Return all of the data exactly as given.
______
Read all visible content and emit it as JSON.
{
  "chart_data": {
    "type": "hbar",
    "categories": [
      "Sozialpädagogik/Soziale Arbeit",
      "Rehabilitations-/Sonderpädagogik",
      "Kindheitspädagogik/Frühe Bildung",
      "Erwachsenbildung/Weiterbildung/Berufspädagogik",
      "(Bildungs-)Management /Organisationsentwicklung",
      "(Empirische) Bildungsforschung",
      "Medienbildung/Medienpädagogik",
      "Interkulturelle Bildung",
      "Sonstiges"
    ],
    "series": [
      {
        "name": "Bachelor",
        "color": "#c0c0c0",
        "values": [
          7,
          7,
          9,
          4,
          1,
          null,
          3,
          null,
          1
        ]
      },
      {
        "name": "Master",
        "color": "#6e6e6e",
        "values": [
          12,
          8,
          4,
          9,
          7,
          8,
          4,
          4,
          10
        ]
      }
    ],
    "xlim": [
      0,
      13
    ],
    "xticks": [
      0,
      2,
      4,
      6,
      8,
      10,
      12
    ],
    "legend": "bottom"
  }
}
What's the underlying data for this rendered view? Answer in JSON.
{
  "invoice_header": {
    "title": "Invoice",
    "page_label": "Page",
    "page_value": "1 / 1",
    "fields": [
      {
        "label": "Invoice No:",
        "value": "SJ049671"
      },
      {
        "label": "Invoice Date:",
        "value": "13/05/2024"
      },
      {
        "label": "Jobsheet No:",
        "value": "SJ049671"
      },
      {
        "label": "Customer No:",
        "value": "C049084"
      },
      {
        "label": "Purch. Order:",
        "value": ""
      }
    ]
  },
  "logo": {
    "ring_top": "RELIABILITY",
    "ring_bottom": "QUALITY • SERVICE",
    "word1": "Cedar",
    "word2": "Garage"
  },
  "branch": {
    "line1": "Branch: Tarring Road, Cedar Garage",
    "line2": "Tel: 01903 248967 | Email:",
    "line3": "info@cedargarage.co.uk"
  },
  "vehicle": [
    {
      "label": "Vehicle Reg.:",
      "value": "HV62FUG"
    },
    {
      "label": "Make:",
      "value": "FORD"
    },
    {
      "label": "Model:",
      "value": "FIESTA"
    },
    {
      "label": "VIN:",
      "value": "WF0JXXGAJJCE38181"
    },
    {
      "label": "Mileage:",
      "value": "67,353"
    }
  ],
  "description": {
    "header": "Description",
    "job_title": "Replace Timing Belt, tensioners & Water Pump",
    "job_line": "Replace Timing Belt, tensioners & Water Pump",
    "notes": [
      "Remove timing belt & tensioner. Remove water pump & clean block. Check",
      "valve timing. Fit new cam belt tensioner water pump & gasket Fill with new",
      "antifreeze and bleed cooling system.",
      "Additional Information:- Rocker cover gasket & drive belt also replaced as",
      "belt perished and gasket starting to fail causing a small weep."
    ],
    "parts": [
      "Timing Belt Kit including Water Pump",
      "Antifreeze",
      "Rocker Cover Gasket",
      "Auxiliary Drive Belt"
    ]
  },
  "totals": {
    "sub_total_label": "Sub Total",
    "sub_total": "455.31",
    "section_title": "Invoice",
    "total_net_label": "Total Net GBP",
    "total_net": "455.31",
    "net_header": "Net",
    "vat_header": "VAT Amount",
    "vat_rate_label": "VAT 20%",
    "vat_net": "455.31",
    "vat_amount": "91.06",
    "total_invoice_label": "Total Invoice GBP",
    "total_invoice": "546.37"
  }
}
______
### Complete output
Read all visible content and emit it as JSON.
{
  "chart_data": {
    "type": "hbar",
    "categories": [
      "Sozialpädagogik/Soziale Arbeit",
      "Rehabilitations-/Sonderpädagogik",
      "Kindheitspädagogik/Frühe Bildung",
      "Erwachsenbildung/Weiterbildung/Berufspädagogik",
      "(Bildungs-)Management /Organisationsentwicklung",
      "(Empirische) Bildungsforschung",
      "Medienbildung/Medienpädagogik",
      "Interkulturelle Bildung",
      "Sonstiges"
    ],
    "series": [
      {
        "name": "Bachelor",
        "color": "#c0c0c0",
        "values": [
          7,
          7,
          9,
          4,
          1,
          null,
          3,
          null,
          1
        ]
      },
      {
        "name": "Master",
        "color": "#6e6e6e",
        "values": [
          12,
          8,
          4,
          9,
          7,
          8,
          4,
          4,
          10
        ]
      }
    ],
    "xlim": [
      0,
      13
    ],
    "xticks": [
      0,
      2,
      4,
      6,
      8,
      10,
      12
    ],
    "legend": "bottom"
  }
}
What's the underlying data for this rendered view? Answer in JSON.
{
  "invoice_header": {
    "title": "Invoice",
    "page_label": "Page",
    "page_value": "1 / 1",
    "fields": [
      {
        "label": "Invoice No:",
        "value": "SJ049671"
      },
      {
        "label": "Invoice Date:",
        "value": "13/05/2024"
      },
      {
        "label": "Jobsheet No:",
        "value": "SJ049671"
      },
      {
        "label": "Customer No:",
        "value": "C049084"
      },
      {
        "label": "Purch. Order:",
        "value": ""
      }
    ]
  },
  "logo": {
    "ring_top": "RELIABILITY",
    "ring_bottom": "QUALITY • SERVICE",
    "word1": "Cedar",
    "word2": "Garage"
  },
  "branch": {
    "line1": "Branch: Tarring Road, Cedar Garage",
    "line2": "Tel: 01903 248967 | Email:",
    "line3": "info@cedargarage.co.uk"
  },
  "vehicle": [
    {
      "label": "Vehicle Reg.:",
      "value": "HV62FUG"
    },
    {
      "label": "Make:",
      "value": "FORD"
    },
    {
      "label": "Model:",
      "value": "FIESTA"
    },
    {
      "label": "VIN:",
      "value": "WF0JXXGAJJCE38181"
    },
    {
      "label": "Mileage:",
      "value": "67,353"
    }
  ],
  "description": {
    "header": "Description",
    "job_title": "Replace Timing Belt, tensioners & Water Pump",
    "job_line": "Replace Timing Belt, tensioners & Water Pump",
    "notes": [
      "Remove timing belt & tensioner. Remove water pump & clean block. Check",
      "valve timing. Fit new cam belt tensioner water pump & gasket Fill with new",
      "antifreeze and bleed cooling system.",
      "Additional Information:- Rocker cover gasket & drive belt also replaced as",
      "belt perished and gasket starting to fail causing a small weep."
    ],
    "parts": [
      "Timing Belt Kit including Water Pump",
      "Antifreeze",
      "Rocker Cover Gasket",
      "Auxiliary Drive Belt"
    ]
  },
  "totals": {
    "sub_total_label": "Sub Total",
    "sub_total": "455.31",
    "section_title": "Invoice",
    "total_net_label": "Total Net GBP",
    "total_net": "455.31",
    "net_header": "Net",
    "vat_header": "VAT Amount",
    "vat_rate_label": "VAT 20%",
    "vat_net": "455.31",
    "vat_amount": "91.06",
    "total_invoice_label": "Total Invoice GBP",
    "total_invoice": "546.37"
  }
}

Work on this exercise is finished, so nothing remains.